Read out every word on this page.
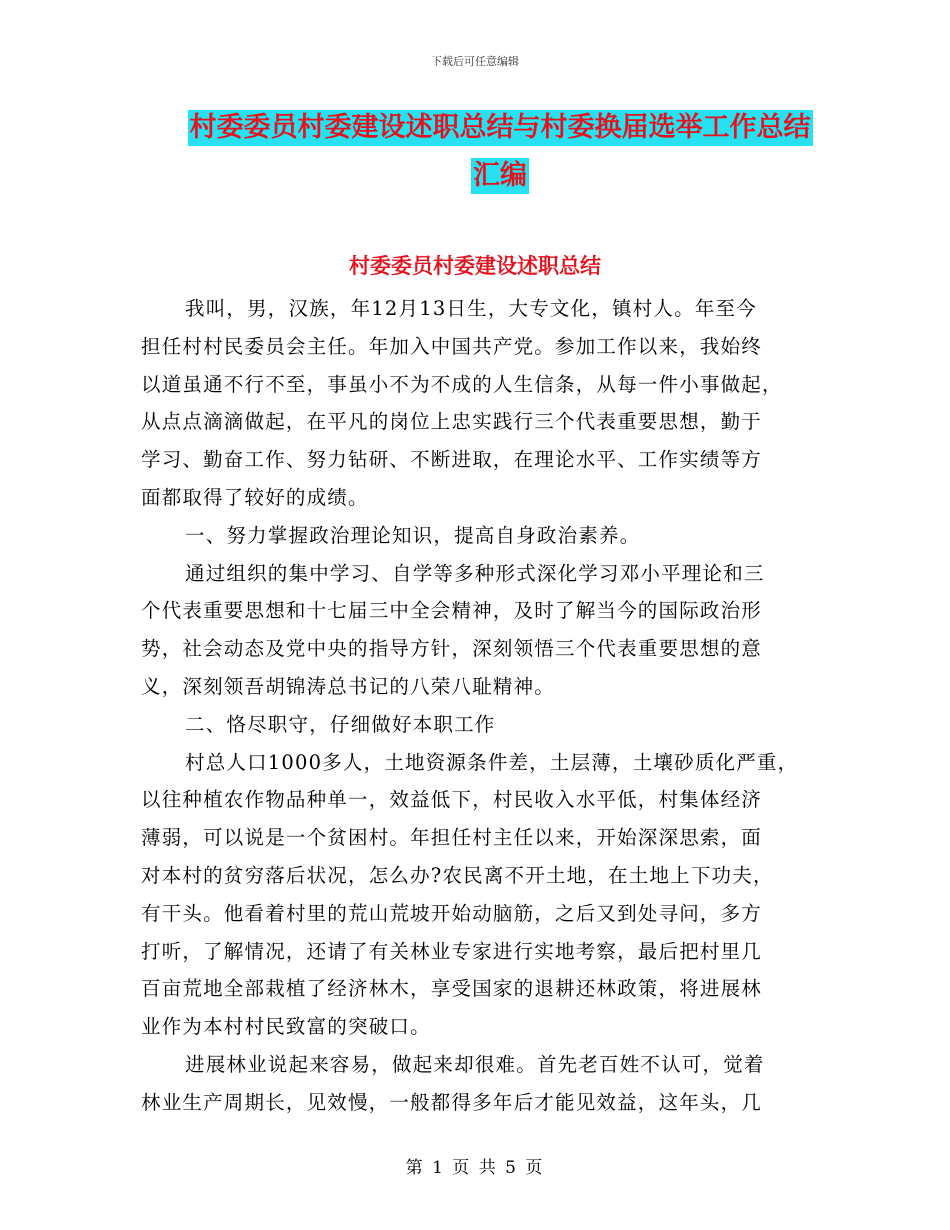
下载后可任意编辑
村委委员村委建设述职总结与村委换届选举工作总结
汇编
村委委员村委建设述职总结
我叫，男，汉族，年12月13日生，大专文化，镇村人。年至今
担任村村民委员会主任。年加入中国共产党。参加工作以来，我始终
以道虽通不行不至，事虽小不为不成的人生信条，从每一件小事做起，
从点点滴滴做起，在平凡的岗位上忠实践行三个代表重要思想，勤于
学习、勤奋工作、努力钻研、不断进取，在理论水平、工作实绩等方
面都取得了较好的成绩。
一、努力掌握政治理论知识，提高自身政治素养。
通过组织的集中学习、自学等多种形式深化学习邓小平理论和三
个代表重要思想和十七届三中全会精神，及时了解当今的国际政治形
势，社会动态及党中央的指导方针，深刻领悟三个代表重要思想的意
义，深刻领吾胡锦涛总书记的八荣八耻精神。
二、恪尽职守，仔细做好本职工作
村总人口1000多人，土地资源条件差，土层薄，土壤砂质化严重，
以往种植农作物品种单一，效益低下，村民收入水平低，村集体经济
薄弱，可以说是一个贫困村。年担任村主任以来，开始深深思索，面
对本村的贫穷落后状况，怎么办?农民离不开土地，在土地上下功夫，
有干头。他看着村里的荒山荒坡开始动脑筋，之后又到处寻问，多方
打听，了解情况，还请了有关林业专家进行实地考察，最后把村里几
百亩荒地全部栽植了经济林木，享受国家的退耕还林政策，将进展林
业作为本村村民致富的突破口。
进展林业说起来容易，做起来却很难。首先老百姓不认可，觉着
林业生产周期长，见效慢，一般都得多年后才能见效益，这年头，几
第 1 页 共 5 页
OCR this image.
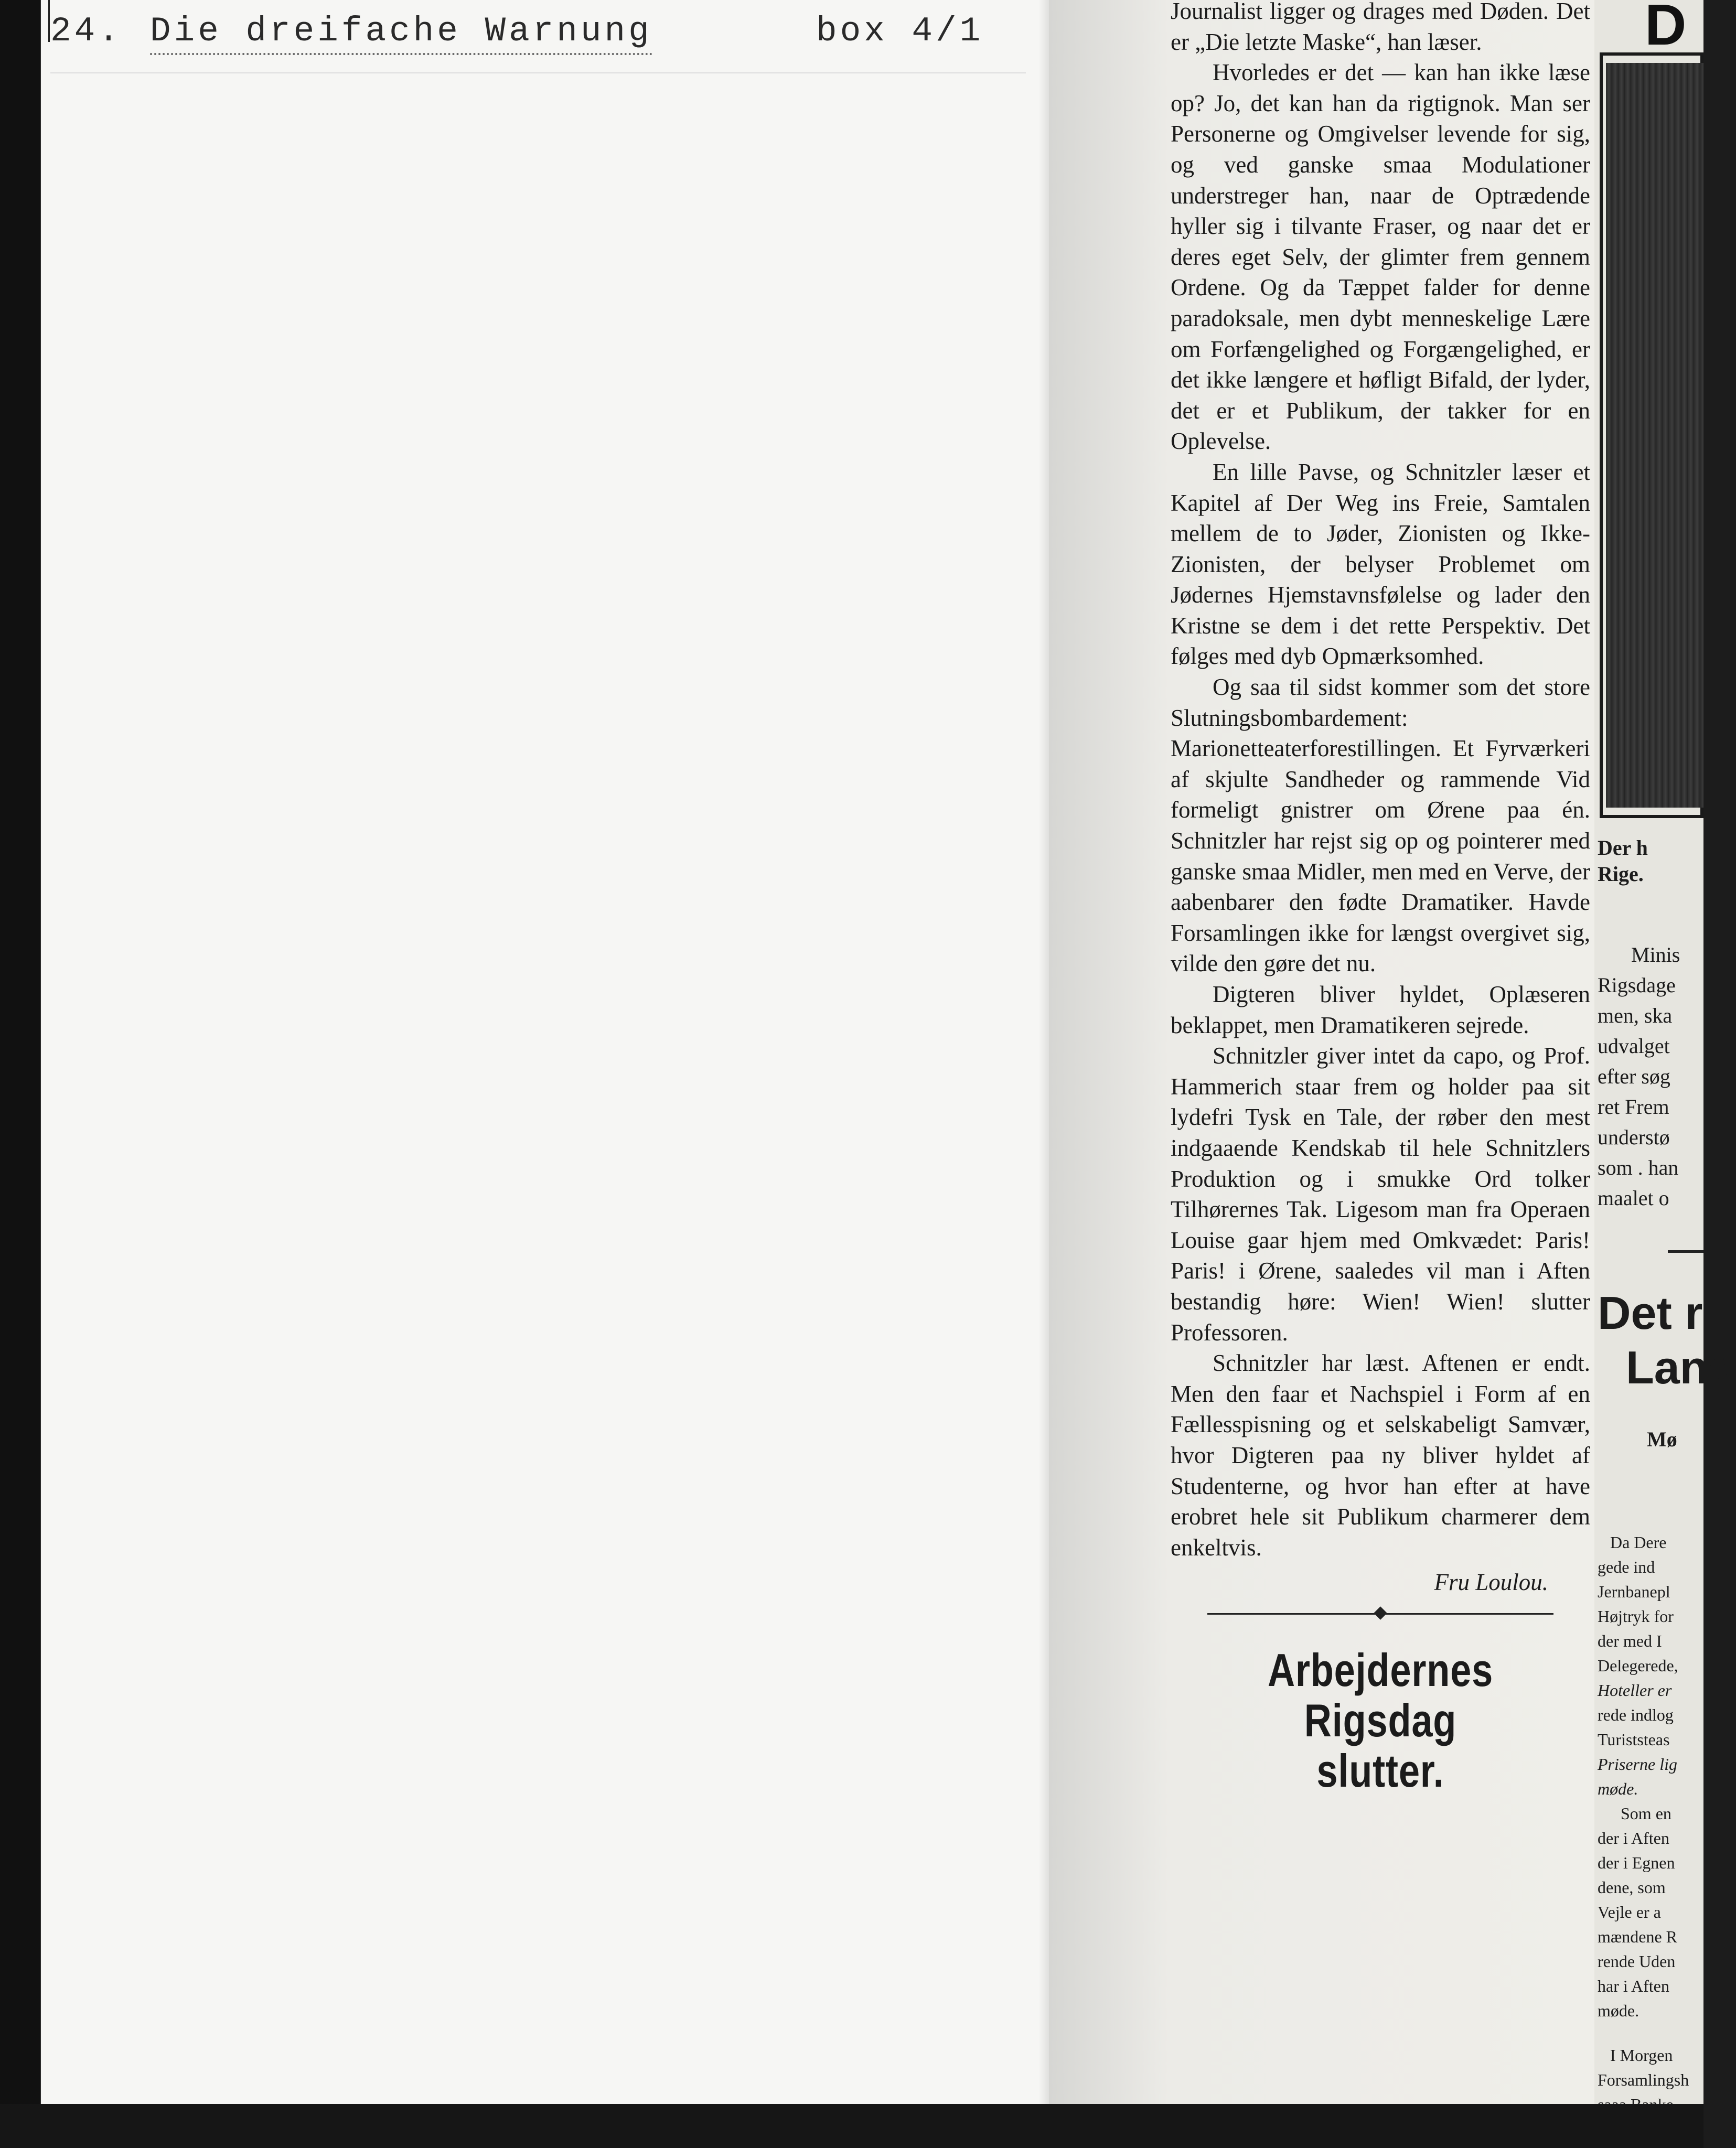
24. Die dreifache Warnung	box 4/1

Journalist ligger og drages med Døden. Det er „Die letzte Maske“, han læser.

Hvorledes er det — kan han ikke læse op? Jo, det kan han da rigtignok. Man ser Personerne og Omgivelser levende for sig, og ved ganske smaa Modulationer understreger han, naar de Optrædende hyller sig i tilvante Fraser, og naar det er deres eget Selv, der glimter frem gennem Ordene. Og da Tæppet falder for denne paradoksale, men dybt menneskelige Lære om Forfængelighed og Forgængelighed, er det ikke længere et høfligt Bifald, der lyder, det er et Publikum, der takker for en Oplevelse.

En lille Pavse, og Schnitzler læser et Kapitel af Der Weg ins Freie, Samtalen mellem de to Jøder, Zionisten og Ikke-Zionisten, der belyser Problemet om Jødernes Hjemstavnsfølelse og lader den Kristne se dem i det rette Perspektiv. Det følges med dyb Opmærksomhed.

Og saa til sidst kommer som det store Slutningsbombardement: Marionetteaterforestillingen. Et Fyrværkeri af skjulte Sandheder og rammende Vid formeligt gnistrer om Ørene paa én. Schnitzler har rejst sig op og pointerer med ganske smaa Midler, men med en Verve, der aabenbarer den fødte Dramatiker. Havde Forsamlingen ikke for længst overgivet sig, vilde den gøre det nu.

Digteren bliver hyldet, Oplæseren beklappet, men Dramatikeren sejrede.

Schnitzler giver intet da capo, og Prof. Hammerich staar frem og holder paa sit lydefri Tysk en Tale, der røber den mest indgaaende Kendskab til hele Schnitzlers Produktion og i smukke Ord tolker Tilhørernes Tak. Ligesom man fra Operaen Louise gaar hjem med Omkvædet: Paris! Paris! i Ørene, saaledes vil man i Aften bestandig høre: Wien! Wien! slutter Professoren.

Schnitzler har læst. Aftenen er endt. Men den faar et Nachspiel i Form af en Fællesspisning og et selskabeligt Samvær, hvor Digteren paa ny bliver hyldet af Studenterne, og hvor han efter at have erobret hele sit Publikum charmerer dem enkeltvis.

Fru Loulou.

Arbejdernes Rigsdag
slutter.
D
Der h
Rige.
Minis
Rigsdage
men, ska
udvalget
efter søg
ret Frem
understø
som . han
maalet o
Det r
Land
Mø
Da Dere
gede ind
Jernbanepl
Højtryk for
der med I
Delegerede,
Hoteller er
rede indlog
Turiststeas
Priserne lig
møde.
Som en
der i Aften
der i Egnen
dene, som
Vejle er a
mændene R
rende Uden
har i Aften
møde.
I Morgen
Forsamlingsh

= = =

EXERCISE OBJECTIVE → Copy all of the entries verbatim, leaving out any pictures they contain.

TASK SOLUTION →
Read out every word on this page.
下载后可任意编辑
村委委员村委建设述职总结与村委换届选举工作总结
汇编
村委委员村委建设述职总结
我叫，男，汉族，年12月13日生，大专文化，镇村人。年至今
担任村村民委员会主任。年加入中国共产党。参加工作以来，我始终
以道虽通不行不至，事虽小不为不成的人生信条，从每一件小事做起，
从点点滴滴做起，在平凡的岗位上忠实践行三个代表重要思想，勤于
学习、勤奋工作、努力钻研、不断进取，在理论水平、工作实绩等方
面都取得了较好的成绩。
一、努力掌握政治理论知识，提高自身政治素养。
通过组织的集中学习、自学等多种形式深化学习邓小平理论和三
个代表重要思想和十七届三中全会精神，及时了解当今的国际政治形
势，社会动态及党中央的指导方针，深刻领悟三个代表重要思想的意
义，深刻领吾胡锦涛总书记的八荣八耻精神。
二、恪尽职守，仔细做好本职工作
村总人口1000多人，土地资源条件差，土层薄，土壤砂质化严重，
以往种植农作物品种单一，效益低下，村民收入水平低，村集体经济
薄弱，可以说是一个贫困村。年担任村主任以来，开始深深思索，面
对本村的贫穷落后状况，怎么办?农民离不开土地，在土地上下功夫，
有干头。他看着村里的荒山荒坡开始动脑筋，之后又到处寻问，多方
打听，了解情况，还请了有关林业专家进行实地考察，最后把村里几
百亩荒地全部栽植了经济林木，享受国家的退耕还林政策，将进展林
业作为本村村民致富的突破口。
进展林业说起来容易，做起来却很难。首先老百姓不认可，觉着
林业生产周期长，见效慢，一般都得多年后才能见效益，这年头，几
第 1 页 共 5 页
OCR this image.
24. Die dreifache Warnung	box 4/1

Journalist ligger og drages med Døden. Det er „Die letzte Maske“, han læser.

Hvorledes er det — kan han ikke læse op? Jo, det kan han da rigtignok. Man ser Personerne og Omgivelser levende for sig, og ved ganske smaa Modulationer understreger han, naar de Optrædende hyller sig i tilvante Fraser, og naar det er deres eget Selv, der glimter frem gennem Ordene. Og da Tæppet falder for denne paradoksale, men dybt menneskelige Lære om Forfængelighed og Forgængelighed, er det ikke længere et høfligt Bifald, der lyder, det er et Publikum, der takker for en Oplevelse.

En lille Pavse, og Schnitzler læser et Kapitel af Der Weg ins Freie, Samtalen mellem de to Jøder, Zionisten og Ikke-Zionisten, der belyser Problemet om Jødernes Hjemstavnsfølelse og lader den Kristne se dem i det rette Perspektiv. Det følges med dyb Opmærksomhed.

Og saa til sidst kommer som det store Slutningsbombardement: Marionetteaterforestillingen. Et Fyrværkeri af skjulte Sandheder og rammende Vid formeligt gnistrer om Ørene paa én. Schnitzler har rejst sig op og pointerer med ganske smaa Midler, men med en Verve, der aabenbarer den fødte Dramatiker. Havde Forsamlingen ikke for længst overgivet sig, vilde den gøre det nu.

Digteren bliver hyldet, Oplæseren beklappet, men Dramatikeren sejrede.

Schnitzler giver intet da capo, og Prof. Hammerich staar frem og holder paa sit lydefri Tysk en Tale, der røber den mest indgaaende Kendskab til hele Schnitzlers Produktion og i smukke Ord tolker Tilhørernes Tak. Ligesom man fra Operaen Louise gaar hjem med Omkvædet: Paris! Paris! i Ørene, saaledes vil man i Aften bestandig høre: Wien! Wien! slutter Professoren.

Schnitzler har læst. Aftenen er endt. Men den faar et Nachspiel i Form af en Fællesspisning og et selskabeligt Samvær, hvor Digteren paa ny bliver hyldet af Studenterne, og hvor han efter at have erobret hele sit Publikum charmerer dem enkeltvis.

Fru Loulou.

Arbejdernes Rigsdag
slutter.
D
Der h
Rige.
Minis
Rigsdage
men, ska
udvalget
efter søg
ret Frem
understø
som . han
maalet o
Det r
Land
Mø
Da Dere
gede ind
Jernbanepl
Højtryk for
der med I
Delegerede,
Hoteller er
rede indlog
Turiststeas
Priserne lig
møde.
Som en
der i Aften
der i Egnen
dene, som
Vejle er a
mændene R
rende Uden
har i Aften
møde.
I Morgen
Forsamlingsh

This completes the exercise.